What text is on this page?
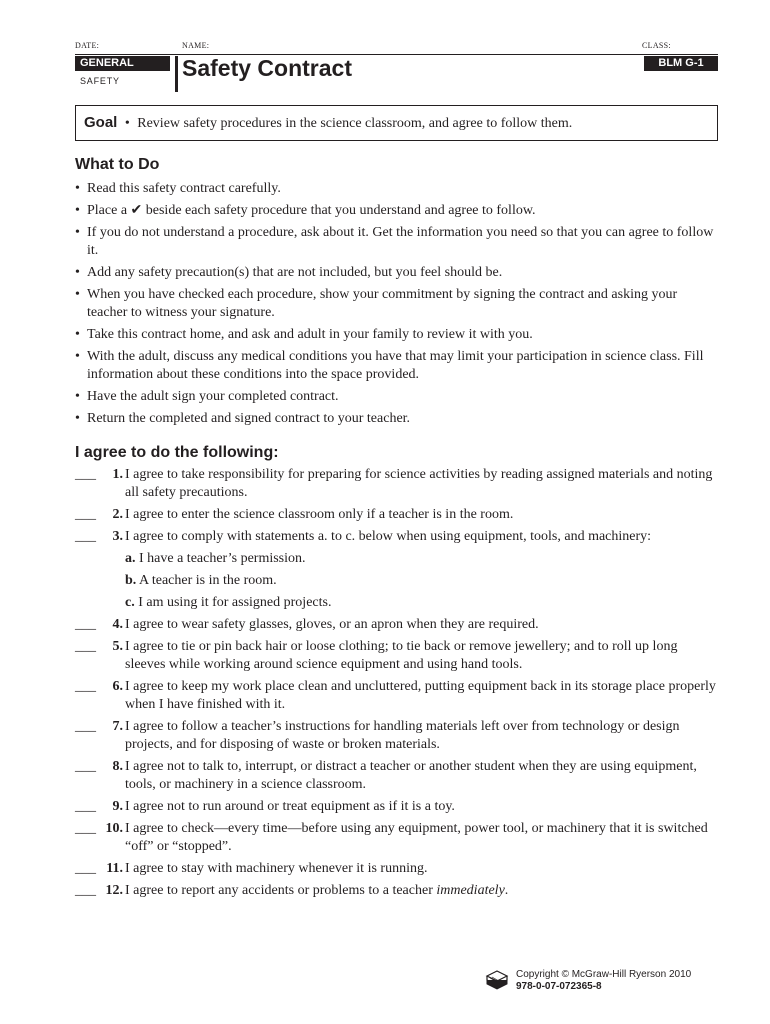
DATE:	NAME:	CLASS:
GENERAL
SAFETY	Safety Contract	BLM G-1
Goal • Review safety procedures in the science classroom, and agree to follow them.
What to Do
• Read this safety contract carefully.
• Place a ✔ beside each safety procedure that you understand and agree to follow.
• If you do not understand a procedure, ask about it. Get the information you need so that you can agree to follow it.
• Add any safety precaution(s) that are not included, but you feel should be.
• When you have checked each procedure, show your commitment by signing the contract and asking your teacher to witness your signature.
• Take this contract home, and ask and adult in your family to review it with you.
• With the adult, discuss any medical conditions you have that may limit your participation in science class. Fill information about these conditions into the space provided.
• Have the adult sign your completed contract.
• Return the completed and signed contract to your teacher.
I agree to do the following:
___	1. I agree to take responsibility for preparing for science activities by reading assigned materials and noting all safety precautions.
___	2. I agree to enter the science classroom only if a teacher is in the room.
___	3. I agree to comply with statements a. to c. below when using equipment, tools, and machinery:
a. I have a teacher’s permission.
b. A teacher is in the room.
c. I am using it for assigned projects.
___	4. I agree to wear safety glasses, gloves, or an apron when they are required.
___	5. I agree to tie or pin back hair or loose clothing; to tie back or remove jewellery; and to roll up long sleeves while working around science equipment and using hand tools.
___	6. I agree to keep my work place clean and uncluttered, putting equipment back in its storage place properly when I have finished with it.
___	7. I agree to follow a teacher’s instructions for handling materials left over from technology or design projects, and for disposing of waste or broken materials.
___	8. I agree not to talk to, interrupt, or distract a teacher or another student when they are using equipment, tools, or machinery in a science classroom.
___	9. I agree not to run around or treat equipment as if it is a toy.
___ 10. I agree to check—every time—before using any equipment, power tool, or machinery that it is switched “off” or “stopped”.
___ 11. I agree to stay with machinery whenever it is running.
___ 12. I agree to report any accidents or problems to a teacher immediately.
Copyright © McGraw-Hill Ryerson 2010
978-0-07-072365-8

════════════════════

_TASK PROMPT_. Copy all of the entries verbatim, leaving out any pictures they contain.

_FULL SOLUTION_.
What text is on this page?
DATE:	NAME:	CLASS:
GENERAL
SAFETY	Safety Contract	BLM G-1
Goal • Review safety procedures in the science classroom, and agree to follow them.
What to Do
• Read this safety contract carefully.
• Place a ✔ beside each safety procedure that you understand and agree to follow.
• If you do not understand a procedure, ask about it. Get the information you need so that you can agree to follow it.
• Add any safety precaution(s) that are not included, but you feel should be.
• When you have checked each procedure, show your commitment by signing the contract and asking your teacher to witness your signature.
• Take this contract home, and ask and adult in your family to review it with you.
• With the adult, discuss any medical conditions you have that may limit your participation in science class. Fill information about these conditions into the space provided.
• Have the adult sign your completed contract.
• Return the completed and signed contract to your teacher.
I agree to do the following:
___	1. I agree to take responsibility for preparing for science activities by reading assigned materials and noting all safety precautions.
___	2. I agree to enter the science classroom only if a teacher is in the room.
___	3. I agree to comply with statements a. to c. below when using equipment, tools, and machinery:
a. I have a teacher’s permission.
b. A teacher is in the room.
c. I am using it for assigned projects.
___	4. I agree to wear safety glasses, gloves, or an apron when they are required.
___	5. I agree to tie or pin back hair or loose clothing; to tie back or remove jewellery; and to roll up long sleeves while working around science equipment and using hand tools.
___	6. I agree to keep my work place clean and uncluttered, putting equipment back in its storage place properly when I have finished with it.
___	7. I agree to follow a teacher’s instructions for handling materials left over from technology or design projects, and for disposing of waste or broken materials.
___	8. I agree not to talk to, interrupt, or distract a teacher or another student when they are using equipment, tools, or machinery in a science classroom.
___	9. I agree not to run around or treat equipment as if it is a toy.
___ 10. I agree to check—every time—before using any equipment, power tool, or machinery that it is switched “off” or “stopped”.
___ 11. I agree to stay with machinery whenever it is running.
___ 12. I agree to report any accidents or problems to a teacher immediately.
Copyright © McGraw-Hill Ryerson 2010
978-0-07-072365-8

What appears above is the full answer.